» **Task to carry out**
Report only the number of lines holding "JSON".

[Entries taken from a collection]
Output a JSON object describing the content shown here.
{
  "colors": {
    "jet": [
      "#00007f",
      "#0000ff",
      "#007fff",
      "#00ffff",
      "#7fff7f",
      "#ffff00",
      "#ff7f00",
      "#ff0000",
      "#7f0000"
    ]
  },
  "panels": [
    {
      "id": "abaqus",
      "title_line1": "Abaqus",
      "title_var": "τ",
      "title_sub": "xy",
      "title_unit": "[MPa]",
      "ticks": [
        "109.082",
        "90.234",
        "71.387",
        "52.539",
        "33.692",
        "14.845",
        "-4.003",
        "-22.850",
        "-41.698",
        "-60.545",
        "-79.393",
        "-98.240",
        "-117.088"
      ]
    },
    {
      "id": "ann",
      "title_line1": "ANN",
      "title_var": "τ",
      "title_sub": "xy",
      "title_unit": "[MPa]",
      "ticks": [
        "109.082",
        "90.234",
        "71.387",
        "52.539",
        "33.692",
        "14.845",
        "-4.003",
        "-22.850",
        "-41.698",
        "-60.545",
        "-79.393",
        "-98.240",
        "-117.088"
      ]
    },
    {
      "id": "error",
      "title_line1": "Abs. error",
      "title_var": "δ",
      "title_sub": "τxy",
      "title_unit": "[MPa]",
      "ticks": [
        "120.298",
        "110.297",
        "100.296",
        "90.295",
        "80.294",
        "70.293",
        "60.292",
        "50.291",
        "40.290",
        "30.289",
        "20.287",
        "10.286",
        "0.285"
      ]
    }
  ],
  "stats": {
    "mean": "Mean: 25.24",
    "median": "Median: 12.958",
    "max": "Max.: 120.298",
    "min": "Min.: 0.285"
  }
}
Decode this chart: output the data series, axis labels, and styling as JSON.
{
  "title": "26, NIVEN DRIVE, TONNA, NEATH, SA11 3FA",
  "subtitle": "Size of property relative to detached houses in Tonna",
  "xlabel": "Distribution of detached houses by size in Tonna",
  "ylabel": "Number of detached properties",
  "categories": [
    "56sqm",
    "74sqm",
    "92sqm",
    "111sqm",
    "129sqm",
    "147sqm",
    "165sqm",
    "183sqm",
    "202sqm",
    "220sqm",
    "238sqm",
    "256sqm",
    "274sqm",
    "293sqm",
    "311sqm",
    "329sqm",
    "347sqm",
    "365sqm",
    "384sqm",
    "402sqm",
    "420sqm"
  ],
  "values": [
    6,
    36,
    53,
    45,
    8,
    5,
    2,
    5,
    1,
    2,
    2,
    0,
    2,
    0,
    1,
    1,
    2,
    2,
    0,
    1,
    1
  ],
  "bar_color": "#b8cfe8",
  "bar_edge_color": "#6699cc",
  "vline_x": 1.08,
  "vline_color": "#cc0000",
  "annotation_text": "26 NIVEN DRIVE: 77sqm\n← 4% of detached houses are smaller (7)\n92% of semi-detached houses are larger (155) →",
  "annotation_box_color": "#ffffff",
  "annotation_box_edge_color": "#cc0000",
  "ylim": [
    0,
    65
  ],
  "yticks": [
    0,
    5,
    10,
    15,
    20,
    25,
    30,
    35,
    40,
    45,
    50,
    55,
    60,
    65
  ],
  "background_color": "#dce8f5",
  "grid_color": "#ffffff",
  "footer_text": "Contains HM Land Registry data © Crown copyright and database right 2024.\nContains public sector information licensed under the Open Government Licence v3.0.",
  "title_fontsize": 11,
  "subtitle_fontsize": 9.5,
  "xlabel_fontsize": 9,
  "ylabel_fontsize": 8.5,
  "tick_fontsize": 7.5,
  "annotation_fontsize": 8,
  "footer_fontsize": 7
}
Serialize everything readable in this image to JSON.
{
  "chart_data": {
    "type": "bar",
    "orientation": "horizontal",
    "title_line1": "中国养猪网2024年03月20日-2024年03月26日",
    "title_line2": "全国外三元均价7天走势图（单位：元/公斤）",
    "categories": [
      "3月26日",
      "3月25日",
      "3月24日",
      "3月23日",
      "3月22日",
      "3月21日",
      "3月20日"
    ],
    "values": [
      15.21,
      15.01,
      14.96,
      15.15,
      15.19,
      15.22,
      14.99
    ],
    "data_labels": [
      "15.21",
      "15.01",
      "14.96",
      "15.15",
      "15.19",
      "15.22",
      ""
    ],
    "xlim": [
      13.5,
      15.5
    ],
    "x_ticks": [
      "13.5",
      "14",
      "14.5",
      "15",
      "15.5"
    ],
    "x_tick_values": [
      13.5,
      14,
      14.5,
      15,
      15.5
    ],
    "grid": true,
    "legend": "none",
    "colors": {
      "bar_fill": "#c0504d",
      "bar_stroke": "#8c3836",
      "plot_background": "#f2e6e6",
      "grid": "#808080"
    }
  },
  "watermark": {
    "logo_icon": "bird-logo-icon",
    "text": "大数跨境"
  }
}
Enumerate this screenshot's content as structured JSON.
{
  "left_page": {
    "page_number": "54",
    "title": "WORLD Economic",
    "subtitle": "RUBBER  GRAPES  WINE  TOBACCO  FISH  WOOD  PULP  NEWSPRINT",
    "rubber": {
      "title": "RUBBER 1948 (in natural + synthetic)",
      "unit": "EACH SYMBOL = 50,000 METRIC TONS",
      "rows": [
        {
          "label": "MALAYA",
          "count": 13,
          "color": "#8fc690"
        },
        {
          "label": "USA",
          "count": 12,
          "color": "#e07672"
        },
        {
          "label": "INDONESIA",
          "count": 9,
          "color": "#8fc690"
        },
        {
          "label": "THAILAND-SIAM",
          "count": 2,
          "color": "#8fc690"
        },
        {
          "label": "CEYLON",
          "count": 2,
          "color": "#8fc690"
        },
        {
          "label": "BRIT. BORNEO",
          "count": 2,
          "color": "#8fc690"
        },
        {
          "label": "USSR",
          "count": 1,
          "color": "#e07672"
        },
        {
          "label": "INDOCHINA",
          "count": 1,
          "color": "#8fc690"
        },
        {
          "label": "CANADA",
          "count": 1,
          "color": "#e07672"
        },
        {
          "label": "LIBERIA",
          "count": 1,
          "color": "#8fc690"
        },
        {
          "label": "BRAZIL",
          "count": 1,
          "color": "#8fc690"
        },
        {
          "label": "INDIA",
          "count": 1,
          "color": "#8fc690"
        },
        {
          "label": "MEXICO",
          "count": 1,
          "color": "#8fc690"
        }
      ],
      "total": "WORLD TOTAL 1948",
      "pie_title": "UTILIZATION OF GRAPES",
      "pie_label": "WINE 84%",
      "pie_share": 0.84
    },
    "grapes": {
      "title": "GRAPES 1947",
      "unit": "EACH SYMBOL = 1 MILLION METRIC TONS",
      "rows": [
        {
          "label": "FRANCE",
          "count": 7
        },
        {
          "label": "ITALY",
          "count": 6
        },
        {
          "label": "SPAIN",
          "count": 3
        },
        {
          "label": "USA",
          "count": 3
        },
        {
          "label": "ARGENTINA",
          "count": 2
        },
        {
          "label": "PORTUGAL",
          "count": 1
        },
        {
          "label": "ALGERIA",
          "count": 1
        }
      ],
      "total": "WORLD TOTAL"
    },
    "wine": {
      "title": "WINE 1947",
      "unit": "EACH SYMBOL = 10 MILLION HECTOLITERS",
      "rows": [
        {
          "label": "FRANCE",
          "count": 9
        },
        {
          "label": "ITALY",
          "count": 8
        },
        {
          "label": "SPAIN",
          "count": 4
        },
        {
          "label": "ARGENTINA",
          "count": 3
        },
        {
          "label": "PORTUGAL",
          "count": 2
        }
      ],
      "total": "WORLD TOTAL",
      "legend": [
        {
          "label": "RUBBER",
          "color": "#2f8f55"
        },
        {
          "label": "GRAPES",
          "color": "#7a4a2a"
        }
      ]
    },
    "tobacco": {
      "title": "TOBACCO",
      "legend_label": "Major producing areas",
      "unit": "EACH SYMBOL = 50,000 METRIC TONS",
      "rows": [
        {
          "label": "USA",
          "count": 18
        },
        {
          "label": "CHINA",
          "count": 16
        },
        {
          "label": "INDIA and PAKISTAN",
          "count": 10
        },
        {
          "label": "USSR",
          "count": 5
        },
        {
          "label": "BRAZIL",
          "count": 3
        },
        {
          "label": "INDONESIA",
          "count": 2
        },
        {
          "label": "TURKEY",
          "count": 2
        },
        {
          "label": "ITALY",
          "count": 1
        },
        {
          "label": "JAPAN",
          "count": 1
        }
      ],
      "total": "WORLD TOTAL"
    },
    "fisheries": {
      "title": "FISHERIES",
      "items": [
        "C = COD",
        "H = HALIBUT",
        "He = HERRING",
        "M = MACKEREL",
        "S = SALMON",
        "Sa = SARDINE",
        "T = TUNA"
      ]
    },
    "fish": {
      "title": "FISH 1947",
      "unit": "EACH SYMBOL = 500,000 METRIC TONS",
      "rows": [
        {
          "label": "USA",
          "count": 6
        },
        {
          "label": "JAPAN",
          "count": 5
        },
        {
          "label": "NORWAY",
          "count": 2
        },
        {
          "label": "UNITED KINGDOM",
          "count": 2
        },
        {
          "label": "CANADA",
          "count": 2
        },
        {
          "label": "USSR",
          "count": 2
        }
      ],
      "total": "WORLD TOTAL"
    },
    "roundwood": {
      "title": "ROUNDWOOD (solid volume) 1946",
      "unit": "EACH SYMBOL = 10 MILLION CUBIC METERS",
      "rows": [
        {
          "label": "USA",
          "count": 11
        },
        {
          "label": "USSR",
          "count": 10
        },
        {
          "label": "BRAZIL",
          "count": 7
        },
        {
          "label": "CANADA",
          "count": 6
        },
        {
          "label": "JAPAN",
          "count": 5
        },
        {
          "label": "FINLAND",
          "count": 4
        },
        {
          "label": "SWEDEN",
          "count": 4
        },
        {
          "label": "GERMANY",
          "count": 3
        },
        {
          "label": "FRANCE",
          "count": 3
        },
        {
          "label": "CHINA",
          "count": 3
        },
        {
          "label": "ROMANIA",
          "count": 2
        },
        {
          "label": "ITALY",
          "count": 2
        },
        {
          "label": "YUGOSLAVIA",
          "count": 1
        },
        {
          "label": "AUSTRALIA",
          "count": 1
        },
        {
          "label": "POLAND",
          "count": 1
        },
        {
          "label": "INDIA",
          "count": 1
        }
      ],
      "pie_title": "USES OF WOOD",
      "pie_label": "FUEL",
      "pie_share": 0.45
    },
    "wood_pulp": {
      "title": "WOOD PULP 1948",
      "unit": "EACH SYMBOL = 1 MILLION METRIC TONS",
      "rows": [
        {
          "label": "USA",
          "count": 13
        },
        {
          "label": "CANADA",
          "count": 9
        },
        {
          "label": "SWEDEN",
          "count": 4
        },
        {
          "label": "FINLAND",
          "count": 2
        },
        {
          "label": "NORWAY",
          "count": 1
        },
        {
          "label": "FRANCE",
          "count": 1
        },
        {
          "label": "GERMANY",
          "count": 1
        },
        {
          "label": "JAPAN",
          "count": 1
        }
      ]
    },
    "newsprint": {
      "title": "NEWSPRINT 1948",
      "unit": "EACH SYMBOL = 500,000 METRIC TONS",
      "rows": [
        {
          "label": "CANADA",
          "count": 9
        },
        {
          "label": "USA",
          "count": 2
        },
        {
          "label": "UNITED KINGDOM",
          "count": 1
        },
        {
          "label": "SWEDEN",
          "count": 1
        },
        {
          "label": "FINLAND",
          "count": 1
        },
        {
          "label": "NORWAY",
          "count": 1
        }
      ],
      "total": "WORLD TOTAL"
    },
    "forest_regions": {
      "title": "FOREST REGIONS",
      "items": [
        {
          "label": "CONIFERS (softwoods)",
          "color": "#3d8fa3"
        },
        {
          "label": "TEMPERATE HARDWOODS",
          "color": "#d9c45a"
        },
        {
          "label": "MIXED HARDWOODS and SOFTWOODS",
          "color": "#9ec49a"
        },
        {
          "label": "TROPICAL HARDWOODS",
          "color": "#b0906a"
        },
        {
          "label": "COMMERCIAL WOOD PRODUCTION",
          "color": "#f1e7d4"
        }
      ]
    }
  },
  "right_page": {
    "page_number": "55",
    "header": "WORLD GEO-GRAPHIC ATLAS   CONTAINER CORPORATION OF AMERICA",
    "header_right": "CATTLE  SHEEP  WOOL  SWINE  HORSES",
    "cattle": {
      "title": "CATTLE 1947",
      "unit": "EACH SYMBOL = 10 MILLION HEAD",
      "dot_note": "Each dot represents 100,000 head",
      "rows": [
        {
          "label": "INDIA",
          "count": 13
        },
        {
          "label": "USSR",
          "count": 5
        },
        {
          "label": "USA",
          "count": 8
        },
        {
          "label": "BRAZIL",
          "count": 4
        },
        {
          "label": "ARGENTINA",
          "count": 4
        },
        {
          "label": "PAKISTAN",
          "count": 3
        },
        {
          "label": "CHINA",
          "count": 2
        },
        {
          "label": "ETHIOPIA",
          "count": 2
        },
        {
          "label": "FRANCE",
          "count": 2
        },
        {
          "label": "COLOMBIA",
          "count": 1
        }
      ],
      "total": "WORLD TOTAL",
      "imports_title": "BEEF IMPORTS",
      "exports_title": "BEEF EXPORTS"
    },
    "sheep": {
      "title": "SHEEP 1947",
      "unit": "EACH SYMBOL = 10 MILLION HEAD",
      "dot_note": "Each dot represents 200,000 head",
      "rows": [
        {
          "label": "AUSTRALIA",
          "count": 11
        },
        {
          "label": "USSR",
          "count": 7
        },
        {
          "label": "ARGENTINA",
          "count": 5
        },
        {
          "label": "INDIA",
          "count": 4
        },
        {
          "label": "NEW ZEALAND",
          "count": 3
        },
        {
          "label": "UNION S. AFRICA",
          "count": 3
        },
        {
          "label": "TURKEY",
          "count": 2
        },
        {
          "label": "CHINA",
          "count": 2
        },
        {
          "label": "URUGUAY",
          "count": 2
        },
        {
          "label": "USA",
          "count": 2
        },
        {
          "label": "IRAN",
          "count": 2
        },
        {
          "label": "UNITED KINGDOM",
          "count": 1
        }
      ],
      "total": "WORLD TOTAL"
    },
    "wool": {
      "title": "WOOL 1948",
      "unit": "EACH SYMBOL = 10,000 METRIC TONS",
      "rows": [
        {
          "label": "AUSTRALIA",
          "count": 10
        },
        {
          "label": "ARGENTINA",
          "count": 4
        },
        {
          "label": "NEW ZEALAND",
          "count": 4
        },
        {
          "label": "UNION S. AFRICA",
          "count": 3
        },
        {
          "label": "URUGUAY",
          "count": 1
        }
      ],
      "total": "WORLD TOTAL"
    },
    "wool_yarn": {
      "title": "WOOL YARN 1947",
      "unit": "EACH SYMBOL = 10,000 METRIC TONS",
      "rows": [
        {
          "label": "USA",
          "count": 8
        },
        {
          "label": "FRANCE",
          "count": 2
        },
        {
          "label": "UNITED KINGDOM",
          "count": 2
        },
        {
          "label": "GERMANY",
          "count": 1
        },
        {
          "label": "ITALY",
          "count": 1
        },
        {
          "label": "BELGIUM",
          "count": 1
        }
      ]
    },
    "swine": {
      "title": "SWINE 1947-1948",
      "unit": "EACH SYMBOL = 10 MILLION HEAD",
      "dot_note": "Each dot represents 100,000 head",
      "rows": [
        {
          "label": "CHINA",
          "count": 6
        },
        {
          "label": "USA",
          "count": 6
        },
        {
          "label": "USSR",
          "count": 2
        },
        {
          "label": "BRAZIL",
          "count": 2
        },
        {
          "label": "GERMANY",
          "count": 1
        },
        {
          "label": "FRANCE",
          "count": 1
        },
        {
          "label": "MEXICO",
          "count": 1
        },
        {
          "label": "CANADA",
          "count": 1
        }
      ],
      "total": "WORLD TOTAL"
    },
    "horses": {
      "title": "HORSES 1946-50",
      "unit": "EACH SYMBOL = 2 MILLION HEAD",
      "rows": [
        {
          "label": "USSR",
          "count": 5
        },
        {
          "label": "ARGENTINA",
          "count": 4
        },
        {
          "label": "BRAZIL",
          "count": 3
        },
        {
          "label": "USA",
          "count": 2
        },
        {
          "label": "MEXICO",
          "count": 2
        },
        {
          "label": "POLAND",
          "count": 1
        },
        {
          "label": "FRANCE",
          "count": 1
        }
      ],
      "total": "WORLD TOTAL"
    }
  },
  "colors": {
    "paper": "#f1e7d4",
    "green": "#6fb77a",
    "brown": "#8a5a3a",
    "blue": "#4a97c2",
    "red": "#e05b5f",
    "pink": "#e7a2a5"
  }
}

» **Reply to the task**
4